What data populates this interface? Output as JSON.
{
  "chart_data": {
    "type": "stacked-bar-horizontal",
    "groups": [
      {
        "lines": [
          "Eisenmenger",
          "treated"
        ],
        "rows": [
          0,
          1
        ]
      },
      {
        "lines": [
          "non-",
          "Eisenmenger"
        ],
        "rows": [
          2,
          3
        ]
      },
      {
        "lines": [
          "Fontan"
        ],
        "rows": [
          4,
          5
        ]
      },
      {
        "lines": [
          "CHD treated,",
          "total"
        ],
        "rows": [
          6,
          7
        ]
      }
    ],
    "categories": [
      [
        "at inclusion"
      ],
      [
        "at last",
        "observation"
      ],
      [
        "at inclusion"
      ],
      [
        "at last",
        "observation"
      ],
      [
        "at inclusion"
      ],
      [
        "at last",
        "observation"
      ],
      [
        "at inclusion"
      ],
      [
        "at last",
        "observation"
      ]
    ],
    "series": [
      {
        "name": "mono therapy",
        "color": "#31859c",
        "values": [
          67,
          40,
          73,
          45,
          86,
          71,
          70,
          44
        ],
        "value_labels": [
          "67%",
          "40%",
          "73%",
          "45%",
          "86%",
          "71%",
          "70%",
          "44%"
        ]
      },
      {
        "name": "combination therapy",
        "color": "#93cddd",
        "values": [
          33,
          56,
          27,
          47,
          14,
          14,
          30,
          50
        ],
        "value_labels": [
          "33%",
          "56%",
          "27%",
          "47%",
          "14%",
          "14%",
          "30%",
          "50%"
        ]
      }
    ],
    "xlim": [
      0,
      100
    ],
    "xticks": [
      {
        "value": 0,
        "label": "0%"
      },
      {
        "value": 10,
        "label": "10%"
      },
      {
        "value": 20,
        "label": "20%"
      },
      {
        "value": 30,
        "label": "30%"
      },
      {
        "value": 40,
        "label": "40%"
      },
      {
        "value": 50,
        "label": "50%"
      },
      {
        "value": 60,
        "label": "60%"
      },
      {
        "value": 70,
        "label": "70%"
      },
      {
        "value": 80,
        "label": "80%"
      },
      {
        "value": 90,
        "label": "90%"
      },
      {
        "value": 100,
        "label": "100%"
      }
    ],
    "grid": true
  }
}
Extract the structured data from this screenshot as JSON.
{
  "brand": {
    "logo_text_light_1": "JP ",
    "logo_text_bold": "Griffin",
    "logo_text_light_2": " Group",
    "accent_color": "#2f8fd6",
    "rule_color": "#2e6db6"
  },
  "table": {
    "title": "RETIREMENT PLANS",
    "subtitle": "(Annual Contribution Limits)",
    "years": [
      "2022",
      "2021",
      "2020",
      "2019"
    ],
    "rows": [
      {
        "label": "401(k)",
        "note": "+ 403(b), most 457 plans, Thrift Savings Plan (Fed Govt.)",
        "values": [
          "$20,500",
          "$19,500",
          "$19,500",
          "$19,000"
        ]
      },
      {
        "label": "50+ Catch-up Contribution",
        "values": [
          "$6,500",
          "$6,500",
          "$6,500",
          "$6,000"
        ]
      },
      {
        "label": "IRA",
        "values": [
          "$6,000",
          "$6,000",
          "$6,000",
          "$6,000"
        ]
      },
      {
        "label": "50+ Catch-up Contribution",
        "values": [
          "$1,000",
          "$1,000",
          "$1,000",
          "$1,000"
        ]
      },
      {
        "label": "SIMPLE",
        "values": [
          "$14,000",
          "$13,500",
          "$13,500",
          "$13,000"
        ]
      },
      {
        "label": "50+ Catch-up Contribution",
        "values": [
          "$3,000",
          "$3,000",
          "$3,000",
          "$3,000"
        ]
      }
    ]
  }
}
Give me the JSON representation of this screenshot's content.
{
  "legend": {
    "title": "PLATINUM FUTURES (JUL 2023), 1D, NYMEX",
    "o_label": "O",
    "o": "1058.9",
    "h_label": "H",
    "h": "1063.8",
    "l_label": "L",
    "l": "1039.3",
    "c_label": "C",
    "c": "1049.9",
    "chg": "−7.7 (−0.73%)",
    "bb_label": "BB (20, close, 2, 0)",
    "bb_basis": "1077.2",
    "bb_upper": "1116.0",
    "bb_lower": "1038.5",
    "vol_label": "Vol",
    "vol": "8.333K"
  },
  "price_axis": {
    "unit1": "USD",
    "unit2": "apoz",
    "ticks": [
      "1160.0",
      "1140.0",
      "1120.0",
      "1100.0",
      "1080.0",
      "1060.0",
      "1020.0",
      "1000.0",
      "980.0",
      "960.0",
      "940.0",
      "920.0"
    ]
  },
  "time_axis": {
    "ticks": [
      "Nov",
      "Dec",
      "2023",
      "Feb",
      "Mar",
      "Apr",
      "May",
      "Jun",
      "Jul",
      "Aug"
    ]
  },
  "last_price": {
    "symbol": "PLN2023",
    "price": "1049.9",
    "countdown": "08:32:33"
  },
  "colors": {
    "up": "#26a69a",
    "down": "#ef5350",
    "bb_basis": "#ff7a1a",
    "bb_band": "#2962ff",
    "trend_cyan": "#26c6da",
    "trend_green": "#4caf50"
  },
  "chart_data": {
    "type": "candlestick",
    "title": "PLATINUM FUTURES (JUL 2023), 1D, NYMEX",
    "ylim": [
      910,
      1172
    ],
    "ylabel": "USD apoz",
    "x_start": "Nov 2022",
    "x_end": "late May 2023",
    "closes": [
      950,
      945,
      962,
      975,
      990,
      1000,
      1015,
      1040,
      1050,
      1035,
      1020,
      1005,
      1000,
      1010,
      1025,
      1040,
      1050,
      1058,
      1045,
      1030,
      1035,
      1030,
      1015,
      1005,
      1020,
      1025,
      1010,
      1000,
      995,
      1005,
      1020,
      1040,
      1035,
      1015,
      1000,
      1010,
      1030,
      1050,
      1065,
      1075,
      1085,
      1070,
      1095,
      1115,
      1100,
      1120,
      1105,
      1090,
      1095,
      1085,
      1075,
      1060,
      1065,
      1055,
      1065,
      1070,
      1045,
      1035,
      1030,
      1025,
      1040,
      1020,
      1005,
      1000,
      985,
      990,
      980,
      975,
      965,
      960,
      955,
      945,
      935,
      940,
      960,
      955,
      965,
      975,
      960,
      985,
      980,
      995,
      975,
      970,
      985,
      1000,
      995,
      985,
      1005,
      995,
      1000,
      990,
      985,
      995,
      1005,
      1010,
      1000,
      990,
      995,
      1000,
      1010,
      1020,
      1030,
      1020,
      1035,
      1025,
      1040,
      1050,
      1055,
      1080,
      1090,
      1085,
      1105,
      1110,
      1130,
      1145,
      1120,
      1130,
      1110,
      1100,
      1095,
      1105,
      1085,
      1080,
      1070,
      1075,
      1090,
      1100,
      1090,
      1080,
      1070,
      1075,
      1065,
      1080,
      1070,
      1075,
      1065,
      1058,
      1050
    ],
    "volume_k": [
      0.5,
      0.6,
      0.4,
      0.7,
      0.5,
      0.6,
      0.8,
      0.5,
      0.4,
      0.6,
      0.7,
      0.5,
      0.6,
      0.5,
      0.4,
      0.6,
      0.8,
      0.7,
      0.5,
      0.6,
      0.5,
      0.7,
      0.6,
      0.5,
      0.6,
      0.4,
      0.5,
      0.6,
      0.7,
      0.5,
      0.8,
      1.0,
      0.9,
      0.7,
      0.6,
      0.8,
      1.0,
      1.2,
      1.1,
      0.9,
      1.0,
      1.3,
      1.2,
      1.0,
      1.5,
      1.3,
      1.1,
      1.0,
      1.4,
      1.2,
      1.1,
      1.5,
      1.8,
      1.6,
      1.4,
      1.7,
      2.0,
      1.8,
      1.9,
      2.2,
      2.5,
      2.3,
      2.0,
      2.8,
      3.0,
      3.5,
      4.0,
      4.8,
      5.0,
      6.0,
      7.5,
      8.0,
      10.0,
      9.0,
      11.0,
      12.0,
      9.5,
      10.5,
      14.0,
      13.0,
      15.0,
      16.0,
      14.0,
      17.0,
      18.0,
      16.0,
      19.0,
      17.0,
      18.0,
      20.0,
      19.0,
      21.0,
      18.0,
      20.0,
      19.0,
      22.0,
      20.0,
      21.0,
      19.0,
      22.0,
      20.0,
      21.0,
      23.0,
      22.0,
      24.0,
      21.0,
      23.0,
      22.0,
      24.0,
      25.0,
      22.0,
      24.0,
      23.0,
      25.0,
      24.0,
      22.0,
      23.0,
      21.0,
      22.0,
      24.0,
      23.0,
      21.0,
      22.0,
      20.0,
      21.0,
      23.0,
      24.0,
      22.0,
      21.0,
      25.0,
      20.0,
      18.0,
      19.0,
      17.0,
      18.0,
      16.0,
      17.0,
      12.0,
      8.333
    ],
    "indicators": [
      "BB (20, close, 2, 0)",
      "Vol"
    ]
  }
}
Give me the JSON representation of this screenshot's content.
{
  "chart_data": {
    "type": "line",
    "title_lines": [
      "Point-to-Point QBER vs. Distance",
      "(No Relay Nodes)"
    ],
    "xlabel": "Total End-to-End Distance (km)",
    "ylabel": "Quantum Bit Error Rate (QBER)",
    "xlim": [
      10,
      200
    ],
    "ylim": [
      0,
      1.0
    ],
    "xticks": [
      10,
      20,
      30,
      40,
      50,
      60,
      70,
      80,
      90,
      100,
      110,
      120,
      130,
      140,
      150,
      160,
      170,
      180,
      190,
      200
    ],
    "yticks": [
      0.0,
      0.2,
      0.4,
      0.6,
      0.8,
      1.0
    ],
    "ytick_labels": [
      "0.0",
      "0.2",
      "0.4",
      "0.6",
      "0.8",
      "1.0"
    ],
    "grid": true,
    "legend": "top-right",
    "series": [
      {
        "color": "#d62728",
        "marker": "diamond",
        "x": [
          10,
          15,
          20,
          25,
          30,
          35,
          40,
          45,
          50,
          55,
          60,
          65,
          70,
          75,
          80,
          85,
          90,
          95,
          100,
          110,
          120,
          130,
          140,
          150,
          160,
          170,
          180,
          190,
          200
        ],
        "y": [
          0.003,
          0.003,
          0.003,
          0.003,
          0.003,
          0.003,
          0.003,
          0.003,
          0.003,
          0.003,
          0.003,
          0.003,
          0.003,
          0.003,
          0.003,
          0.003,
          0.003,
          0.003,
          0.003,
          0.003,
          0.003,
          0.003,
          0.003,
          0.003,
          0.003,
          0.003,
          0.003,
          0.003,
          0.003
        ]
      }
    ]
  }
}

* Required work: Lines containing the word "type" must all be returned from the material above.

* Exercise solution:
    "type": "stacked-bar-horizontal",
    "type": "candlestick",
    "type": "line",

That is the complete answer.